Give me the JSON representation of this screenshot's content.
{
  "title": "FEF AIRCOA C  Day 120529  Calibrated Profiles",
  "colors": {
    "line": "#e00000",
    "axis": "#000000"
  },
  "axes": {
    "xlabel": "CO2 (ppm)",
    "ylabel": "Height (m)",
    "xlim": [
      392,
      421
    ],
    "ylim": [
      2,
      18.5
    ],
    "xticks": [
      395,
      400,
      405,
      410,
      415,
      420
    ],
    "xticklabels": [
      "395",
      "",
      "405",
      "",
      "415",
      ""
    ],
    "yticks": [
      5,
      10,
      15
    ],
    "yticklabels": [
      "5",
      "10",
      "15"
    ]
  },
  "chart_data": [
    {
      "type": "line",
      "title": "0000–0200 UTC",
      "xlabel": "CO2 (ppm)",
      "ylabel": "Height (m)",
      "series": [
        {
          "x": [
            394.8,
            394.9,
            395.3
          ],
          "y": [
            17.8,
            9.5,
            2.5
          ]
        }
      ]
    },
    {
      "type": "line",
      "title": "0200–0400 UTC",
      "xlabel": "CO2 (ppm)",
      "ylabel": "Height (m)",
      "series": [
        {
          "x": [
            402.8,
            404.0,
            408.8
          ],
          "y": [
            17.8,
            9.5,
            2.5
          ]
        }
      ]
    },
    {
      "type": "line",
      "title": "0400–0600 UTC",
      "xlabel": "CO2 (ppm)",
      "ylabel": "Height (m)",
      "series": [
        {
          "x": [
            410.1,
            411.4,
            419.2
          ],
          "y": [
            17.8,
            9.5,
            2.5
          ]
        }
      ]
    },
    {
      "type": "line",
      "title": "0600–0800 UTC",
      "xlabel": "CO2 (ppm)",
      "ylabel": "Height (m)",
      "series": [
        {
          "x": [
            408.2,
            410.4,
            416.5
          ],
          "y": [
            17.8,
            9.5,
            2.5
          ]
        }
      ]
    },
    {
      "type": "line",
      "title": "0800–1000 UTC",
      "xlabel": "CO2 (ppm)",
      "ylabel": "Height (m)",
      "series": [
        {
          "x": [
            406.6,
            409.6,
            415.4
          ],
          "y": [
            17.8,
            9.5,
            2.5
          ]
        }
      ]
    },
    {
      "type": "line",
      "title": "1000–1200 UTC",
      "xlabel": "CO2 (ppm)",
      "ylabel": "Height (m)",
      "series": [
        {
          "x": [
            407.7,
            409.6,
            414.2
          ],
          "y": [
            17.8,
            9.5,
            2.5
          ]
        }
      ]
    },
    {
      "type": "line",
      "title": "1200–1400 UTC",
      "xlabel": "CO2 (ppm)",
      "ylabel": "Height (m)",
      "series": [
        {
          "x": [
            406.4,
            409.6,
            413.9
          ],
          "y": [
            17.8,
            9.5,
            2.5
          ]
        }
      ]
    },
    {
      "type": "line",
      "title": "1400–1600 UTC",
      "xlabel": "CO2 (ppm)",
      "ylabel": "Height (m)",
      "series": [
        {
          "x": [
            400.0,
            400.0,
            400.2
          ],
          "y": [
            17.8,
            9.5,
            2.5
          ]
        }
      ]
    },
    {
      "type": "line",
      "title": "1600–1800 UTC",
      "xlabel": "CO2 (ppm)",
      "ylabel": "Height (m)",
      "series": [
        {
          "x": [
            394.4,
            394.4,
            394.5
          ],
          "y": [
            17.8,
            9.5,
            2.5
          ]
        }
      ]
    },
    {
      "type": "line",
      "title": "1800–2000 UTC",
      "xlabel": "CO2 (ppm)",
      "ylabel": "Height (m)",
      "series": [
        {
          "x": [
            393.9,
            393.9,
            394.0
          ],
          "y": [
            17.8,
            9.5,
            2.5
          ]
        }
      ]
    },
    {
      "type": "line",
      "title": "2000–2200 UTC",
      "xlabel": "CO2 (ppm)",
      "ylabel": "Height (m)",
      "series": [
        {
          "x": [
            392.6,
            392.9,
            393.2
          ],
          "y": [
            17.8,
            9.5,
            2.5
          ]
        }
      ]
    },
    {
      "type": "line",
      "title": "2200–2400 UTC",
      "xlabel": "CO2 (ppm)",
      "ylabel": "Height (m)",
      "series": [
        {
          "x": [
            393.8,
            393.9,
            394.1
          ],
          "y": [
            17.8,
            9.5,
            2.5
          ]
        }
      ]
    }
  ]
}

****************

TASK BRIEF |
Word for word, quote all of the data above.

WRITTEN SOLUTION |
Give me the JSON representation of this screenshot's content.
{
  "title": "FEF AIRCOA C  Day 120529  Calibrated Profiles",
  "colors": {
    "line": "#e00000",
    "axis": "#000000"
  },
  "axes": {
    "xlabel": "CO2 (ppm)",
    "ylabel": "Height (m)",
    "xlim": [
      392,
      421
    ],
    "ylim": [
      2,
      18.5
    ],
    "xticks": [
      395,
      400,
      405,
      410,
      415,
      420
    ],
    "xticklabels": [
      "395",
      "",
      "405",
      "",
      "415",
      ""
    ],
    "yticks": [
      5,
      10,
      15
    ],
    "yticklabels": [
      "5",
      "10",
      "15"
    ]
  },
  "chart_data": [
    {
      "type": "line",
      "title": "0000–0200 UTC",
      "xlabel": "CO2 (ppm)",
      "ylabel": "Height (m)",
      "series": [
        {
          "x": [
            394.8,
            394.9,
            395.3
          ],
          "y": [
            17.8,
            9.5,
            2.5
          ]
        }
      ]
    },
    {
      "type": "line",
      "title": "0200–0400 UTC",
      "xlabel": "CO2 (ppm)",
      "ylabel": "Height (m)",
      "series": [
        {
          "x": [
            402.8,
            404.0,
            408.8
          ],
          "y": [
            17.8,
            9.5,
            2.5
          ]
        }
      ]
    },
    {
      "type": "line",
      "title": "0400–0600 UTC",
      "xlabel": "CO2 (ppm)",
      "ylabel": "Height (m)",
      "series": [
        {
          "x": [
            410.1,
            411.4,
            419.2
          ],
          "y": [
            17.8,
            9.5,
            2.5
          ]
        }
      ]
    },
    {
      "type": "line",
      "title": "0600–0800 UTC",
      "xlabel": "CO2 (ppm)",
      "ylabel": "Height (m)",
      "series": [
        {
          "x": [
            408.2,
            410.4,
            416.5
          ],
          "y": [
            17.8,
            9.5,
            2.5
          ]
        }
      ]
    },
    {
      "type": "line",
      "title": "0800–1000 UTC",
      "xlabel": "CO2 (ppm)",
      "ylabel": "Height (m)",
      "series": [
        {
          "x": [
            406.6,
            409.6,
            415.4
          ],
          "y": [
            17.8,
            9.5,
            2.5
          ]
        }
      ]
    },
    {
      "type": "line",
      "title": "1000–1200 UTC",
      "xlabel": "CO2 (ppm)",
      "ylabel": "Height (m)",
      "series": [
        {
          "x": [
            407.7,
            409.6,
            414.2
          ],
          "y": [
            17.8,
            9.5,
            2.5
          ]
        }
      ]
    },
    {
      "type": "line",
      "title": "1200–1400 UTC",
      "xlabel": "CO2 (ppm)",
      "ylabel": "Height (m)",
      "series": [
        {
          "x": [
            406.4,
            409.6,
            413.9
          ],
          "y": [
            17.8,
            9.5,
            2.5
          ]
        }
      ]
    },
    {
      "type": "line",
      "title": "1400–1600 UTC",
      "xlabel": "CO2 (ppm)",
      "ylabel": "Height (m)",
      "series": [
        {
          "x": [
            400.0,
            400.0,
            400.2
          ],
          "y": [
            17.8,
            9.5,
            2.5
          ]
        }
      ]
    },
    {
      "type": "line",
      "title": "1600–1800 UTC",
      "xlabel": "CO2 (ppm)",
      "ylabel": "Height (m)",
      "series": [
        {
          "x": [
            394.4,
            394.4,
            394.5
          ],
          "y": [
            17.8,
            9.5,
            2.5
          ]
        }
      ]
    },
    {
      "type": "line",
      "title": "1800–2000 UTC",
      "xlabel": "CO2 (ppm)",
      "ylabel": "Height (m)",
      "series": [
        {
          "x": [
            393.9,
            393.9,
            394.0
          ],
          "y": [
            17.8,
            9.5,
            2.5
          ]
        }
      ]
    },
    {
      "type": "line",
      "title": "2000–2200 UTC",
      "xlabel": "CO2 (ppm)",
      "ylabel": "Height (m)",
      "series": [
        {
          "x": [
            392.6,
            392.9,
            393.2
          ],
          "y": [
            17.8,
            9.5,
            2.5
          ]
        }
      ]
    },
    {
      "type": "line",
      "title": "2200–2400 UTC",
      "xlabel": "CO2 (ppm)",
      "ylabel": "Height (m)",
      "series": [
        {
          "x": [
            393.8,
            393.9,
            394.1
          ],
          "y": [
            17.8,
            9.5,
            2.5
          ]
        }
      ]
    }
  ]
}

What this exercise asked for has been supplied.